**LISTING**
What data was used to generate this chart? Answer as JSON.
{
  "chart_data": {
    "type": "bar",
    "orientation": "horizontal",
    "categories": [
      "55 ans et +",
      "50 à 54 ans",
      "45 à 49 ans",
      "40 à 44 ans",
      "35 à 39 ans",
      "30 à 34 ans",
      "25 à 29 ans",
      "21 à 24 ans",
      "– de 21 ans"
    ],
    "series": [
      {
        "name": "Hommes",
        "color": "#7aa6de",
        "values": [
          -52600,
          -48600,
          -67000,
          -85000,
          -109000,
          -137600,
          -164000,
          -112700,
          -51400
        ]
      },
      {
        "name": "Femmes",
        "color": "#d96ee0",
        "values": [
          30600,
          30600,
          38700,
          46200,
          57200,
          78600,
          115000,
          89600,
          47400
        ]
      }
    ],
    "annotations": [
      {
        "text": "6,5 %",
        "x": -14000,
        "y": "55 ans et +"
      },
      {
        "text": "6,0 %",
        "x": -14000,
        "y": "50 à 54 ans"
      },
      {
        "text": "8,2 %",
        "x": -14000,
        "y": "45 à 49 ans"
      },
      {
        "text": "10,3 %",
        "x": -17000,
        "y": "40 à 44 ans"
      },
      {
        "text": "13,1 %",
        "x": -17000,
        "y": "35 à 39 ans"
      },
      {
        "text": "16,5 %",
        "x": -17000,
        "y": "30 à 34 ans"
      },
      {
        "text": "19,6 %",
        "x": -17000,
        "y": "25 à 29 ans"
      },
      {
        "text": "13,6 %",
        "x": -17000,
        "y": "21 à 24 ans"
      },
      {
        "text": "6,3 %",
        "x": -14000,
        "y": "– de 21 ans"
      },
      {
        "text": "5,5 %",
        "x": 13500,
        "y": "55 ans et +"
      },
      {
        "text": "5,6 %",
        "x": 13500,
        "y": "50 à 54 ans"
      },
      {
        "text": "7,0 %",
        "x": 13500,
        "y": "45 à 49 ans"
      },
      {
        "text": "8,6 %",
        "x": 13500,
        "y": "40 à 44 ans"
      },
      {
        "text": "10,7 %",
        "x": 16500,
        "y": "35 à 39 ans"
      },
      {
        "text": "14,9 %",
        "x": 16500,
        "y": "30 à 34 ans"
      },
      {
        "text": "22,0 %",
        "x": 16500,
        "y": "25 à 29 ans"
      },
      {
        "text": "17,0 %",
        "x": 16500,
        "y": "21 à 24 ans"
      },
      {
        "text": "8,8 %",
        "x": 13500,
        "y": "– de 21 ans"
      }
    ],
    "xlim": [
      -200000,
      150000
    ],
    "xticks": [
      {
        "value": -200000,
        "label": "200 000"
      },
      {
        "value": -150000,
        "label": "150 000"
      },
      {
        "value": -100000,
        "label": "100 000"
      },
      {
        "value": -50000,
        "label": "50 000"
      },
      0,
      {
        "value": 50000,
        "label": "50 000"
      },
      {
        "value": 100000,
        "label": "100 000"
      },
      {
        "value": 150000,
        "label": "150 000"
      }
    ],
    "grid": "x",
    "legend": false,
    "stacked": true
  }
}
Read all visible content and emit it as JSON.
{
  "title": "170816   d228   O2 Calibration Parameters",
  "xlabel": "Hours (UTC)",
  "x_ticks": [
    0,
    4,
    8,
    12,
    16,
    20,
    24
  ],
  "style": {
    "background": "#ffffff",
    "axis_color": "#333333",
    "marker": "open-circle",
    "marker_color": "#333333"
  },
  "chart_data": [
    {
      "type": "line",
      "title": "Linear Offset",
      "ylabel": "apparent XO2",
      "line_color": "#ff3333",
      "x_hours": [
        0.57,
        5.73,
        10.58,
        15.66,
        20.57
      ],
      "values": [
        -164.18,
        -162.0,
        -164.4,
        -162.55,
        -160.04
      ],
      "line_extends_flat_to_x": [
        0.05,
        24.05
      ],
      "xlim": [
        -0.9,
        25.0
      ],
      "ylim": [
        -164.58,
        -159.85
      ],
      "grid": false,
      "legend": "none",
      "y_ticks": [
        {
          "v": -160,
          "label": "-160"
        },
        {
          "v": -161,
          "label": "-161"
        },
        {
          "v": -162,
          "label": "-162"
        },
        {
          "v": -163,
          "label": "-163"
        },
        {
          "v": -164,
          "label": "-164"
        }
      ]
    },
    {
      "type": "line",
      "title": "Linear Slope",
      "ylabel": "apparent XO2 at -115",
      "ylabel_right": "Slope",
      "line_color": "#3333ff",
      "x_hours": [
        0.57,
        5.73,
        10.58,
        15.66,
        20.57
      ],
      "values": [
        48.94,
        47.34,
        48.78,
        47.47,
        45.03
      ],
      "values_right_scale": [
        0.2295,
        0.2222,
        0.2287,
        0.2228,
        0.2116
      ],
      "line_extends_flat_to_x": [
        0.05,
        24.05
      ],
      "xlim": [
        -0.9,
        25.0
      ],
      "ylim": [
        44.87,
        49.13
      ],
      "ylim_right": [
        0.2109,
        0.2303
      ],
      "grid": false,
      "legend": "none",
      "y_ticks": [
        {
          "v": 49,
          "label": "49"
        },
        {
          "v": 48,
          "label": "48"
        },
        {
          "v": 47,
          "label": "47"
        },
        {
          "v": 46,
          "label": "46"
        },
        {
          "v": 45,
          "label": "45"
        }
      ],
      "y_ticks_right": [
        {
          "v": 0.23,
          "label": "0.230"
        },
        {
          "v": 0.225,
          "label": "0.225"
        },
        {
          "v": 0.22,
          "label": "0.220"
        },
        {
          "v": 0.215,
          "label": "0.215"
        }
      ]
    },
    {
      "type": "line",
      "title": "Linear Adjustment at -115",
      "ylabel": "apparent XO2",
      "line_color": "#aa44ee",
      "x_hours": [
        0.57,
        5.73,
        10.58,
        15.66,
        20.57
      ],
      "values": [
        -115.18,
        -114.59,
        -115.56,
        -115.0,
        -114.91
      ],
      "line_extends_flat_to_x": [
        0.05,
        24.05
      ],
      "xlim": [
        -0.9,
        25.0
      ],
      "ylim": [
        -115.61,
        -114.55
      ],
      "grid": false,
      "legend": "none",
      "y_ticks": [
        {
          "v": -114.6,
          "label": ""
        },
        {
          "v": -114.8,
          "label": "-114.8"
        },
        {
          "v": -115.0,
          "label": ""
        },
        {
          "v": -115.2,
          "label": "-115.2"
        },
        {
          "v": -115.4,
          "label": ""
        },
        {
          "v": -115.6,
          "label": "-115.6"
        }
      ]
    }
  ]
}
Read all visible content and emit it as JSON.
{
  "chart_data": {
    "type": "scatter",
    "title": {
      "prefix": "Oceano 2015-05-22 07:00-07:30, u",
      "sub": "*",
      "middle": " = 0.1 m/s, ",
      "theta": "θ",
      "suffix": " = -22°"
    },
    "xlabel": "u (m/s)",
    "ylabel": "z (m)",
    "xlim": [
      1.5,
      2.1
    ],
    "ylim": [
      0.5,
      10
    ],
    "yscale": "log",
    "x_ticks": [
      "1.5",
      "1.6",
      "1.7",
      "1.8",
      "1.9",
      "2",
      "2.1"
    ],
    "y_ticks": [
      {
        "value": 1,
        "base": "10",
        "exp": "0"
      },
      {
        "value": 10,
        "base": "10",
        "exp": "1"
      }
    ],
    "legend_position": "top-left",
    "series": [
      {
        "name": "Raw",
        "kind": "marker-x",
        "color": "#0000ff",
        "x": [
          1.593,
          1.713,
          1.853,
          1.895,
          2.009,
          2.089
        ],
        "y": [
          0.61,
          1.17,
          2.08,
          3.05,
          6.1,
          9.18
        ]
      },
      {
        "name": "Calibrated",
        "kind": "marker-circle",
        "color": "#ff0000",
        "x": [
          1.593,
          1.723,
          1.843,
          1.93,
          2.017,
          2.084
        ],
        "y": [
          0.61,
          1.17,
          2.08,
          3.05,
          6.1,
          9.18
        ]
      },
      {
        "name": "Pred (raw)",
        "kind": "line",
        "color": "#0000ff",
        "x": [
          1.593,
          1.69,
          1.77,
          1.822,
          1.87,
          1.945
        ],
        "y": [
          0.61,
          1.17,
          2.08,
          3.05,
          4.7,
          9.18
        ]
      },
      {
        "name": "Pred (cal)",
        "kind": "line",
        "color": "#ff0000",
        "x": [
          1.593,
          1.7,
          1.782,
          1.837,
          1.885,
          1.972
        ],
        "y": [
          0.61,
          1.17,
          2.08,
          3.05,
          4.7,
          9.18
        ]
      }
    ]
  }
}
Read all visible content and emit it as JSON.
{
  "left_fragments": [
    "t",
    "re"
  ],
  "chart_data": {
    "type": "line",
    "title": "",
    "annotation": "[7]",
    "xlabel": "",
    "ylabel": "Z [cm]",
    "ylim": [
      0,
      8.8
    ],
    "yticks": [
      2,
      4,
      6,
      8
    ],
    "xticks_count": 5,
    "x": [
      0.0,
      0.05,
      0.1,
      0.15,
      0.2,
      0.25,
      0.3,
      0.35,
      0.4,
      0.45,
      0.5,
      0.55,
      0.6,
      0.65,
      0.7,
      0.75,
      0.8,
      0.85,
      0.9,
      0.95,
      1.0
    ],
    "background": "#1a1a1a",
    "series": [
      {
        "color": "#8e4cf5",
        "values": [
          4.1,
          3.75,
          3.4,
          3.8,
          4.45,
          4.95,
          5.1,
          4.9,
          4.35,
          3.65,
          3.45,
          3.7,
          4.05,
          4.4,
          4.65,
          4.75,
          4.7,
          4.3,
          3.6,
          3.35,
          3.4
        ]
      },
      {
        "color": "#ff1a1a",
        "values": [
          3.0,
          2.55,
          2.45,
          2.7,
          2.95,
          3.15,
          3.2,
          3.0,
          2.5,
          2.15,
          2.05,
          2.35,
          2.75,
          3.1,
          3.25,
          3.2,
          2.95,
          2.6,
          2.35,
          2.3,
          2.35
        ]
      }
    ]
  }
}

**SHORT EXERCISE**
Extract from the material all lines containing the string "background".

**OUTPUT BELOW**
    "background": "#ffffff",
    "background": "#1a1a1a",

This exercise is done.